- What you should do -
Assemble all lines in which the string "детей" appears.
Begin
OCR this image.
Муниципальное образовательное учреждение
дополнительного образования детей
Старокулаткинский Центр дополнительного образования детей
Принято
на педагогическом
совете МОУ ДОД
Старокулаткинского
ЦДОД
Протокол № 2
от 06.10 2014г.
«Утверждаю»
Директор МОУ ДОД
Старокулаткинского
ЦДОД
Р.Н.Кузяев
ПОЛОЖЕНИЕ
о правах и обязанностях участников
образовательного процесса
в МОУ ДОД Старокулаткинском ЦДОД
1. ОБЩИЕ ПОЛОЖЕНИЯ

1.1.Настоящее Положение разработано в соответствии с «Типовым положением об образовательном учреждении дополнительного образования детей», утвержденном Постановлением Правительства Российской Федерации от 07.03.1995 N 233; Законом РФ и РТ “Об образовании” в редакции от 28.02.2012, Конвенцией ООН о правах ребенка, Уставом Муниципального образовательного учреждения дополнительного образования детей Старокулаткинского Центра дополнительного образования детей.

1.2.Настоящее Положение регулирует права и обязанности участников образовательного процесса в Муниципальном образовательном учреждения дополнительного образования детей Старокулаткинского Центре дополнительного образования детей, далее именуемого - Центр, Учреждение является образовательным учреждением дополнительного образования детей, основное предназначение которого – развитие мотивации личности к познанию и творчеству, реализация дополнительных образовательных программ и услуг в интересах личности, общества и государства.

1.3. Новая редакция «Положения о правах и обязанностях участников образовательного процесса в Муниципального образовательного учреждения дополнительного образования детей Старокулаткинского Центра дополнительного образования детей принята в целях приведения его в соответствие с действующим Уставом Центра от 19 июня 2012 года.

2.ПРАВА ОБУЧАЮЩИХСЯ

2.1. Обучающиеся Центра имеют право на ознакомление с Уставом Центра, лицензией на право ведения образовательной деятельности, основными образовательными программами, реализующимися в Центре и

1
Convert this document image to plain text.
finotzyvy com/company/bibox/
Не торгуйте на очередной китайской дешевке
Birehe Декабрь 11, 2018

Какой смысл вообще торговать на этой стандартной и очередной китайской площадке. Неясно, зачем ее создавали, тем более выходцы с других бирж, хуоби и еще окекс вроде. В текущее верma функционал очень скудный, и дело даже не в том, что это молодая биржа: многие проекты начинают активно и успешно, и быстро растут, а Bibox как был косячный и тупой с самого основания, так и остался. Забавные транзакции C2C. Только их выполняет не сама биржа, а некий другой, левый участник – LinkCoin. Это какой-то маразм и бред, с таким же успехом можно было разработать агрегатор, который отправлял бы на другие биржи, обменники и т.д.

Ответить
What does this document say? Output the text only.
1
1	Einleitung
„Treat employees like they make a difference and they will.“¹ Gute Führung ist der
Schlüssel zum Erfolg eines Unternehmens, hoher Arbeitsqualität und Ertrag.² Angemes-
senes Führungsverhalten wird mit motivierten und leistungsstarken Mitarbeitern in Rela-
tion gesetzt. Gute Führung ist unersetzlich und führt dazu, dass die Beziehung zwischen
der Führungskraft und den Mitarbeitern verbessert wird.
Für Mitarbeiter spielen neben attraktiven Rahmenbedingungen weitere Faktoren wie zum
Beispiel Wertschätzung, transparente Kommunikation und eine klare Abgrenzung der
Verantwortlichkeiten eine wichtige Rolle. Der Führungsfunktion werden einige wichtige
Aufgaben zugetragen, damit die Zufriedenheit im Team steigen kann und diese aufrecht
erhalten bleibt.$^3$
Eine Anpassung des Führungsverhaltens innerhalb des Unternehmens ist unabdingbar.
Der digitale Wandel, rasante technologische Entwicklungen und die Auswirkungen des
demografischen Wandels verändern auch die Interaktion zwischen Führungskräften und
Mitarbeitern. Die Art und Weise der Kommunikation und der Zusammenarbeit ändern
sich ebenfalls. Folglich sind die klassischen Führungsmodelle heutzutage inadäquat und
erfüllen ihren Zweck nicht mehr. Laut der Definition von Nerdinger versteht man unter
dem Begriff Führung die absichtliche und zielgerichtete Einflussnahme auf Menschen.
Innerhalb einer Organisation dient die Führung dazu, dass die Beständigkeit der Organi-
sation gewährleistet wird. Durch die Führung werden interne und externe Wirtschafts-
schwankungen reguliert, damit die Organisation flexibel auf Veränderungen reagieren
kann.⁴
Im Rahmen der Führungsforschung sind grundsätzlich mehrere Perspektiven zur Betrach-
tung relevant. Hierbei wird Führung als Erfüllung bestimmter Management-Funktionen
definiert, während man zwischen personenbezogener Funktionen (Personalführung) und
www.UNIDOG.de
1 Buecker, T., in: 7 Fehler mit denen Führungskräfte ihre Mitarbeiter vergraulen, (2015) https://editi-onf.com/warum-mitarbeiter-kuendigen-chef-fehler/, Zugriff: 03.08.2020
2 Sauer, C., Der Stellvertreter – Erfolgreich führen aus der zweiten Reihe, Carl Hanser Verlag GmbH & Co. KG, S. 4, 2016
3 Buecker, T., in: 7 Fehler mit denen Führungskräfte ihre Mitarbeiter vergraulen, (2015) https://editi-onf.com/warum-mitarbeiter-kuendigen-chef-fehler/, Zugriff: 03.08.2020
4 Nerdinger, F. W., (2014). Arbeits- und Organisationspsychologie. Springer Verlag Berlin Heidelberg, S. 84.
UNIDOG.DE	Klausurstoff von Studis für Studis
End
- Full output -
дополнительного образования детей
Старокулаткинский Центр дополнительного образования детей
1.1.Настоящее Положение разработано в соответствии с «Типовым положением об образовательном учреждении дополнительного образования детей», утвержденном Постановлением Правительства Российской Федерации от 07.03.1995 N 233; Законом РФ и РТ “Об образовании” в редакции от 28.02.2012, Конвенцией ООН о правах ребенка, Уставом Муниципального образовательного учреждения дополнительного образования детей Старокулаткинского Центра дополнительного образования детей.
1.2.Настоящее Положение регулирует права и обязанности участников образовательного процесса в Муниципальном образовательном учреждения дополнительного образования детей Старокулаткинского Центре дополнительного образования детей, далее именуемого - Центр, Учреждение является образовательным учреждением дополнительного образования детей, основное предназначение которого – развитие мотивации личности к познанию и творчеству, реализация дополнительных образовательных программ и услуг в интересах личности, общества и государства.
1.3. Новая редакция «Положения о правах и обязанностях участников образовательного процесса в Муниципального образовательного учреждения дополнительного образования детей Старокулаткинского Центра дополнительного образования детей принята в целях приведения его в соответствие с действующим Уставом Центра от 19 июня 2012 года.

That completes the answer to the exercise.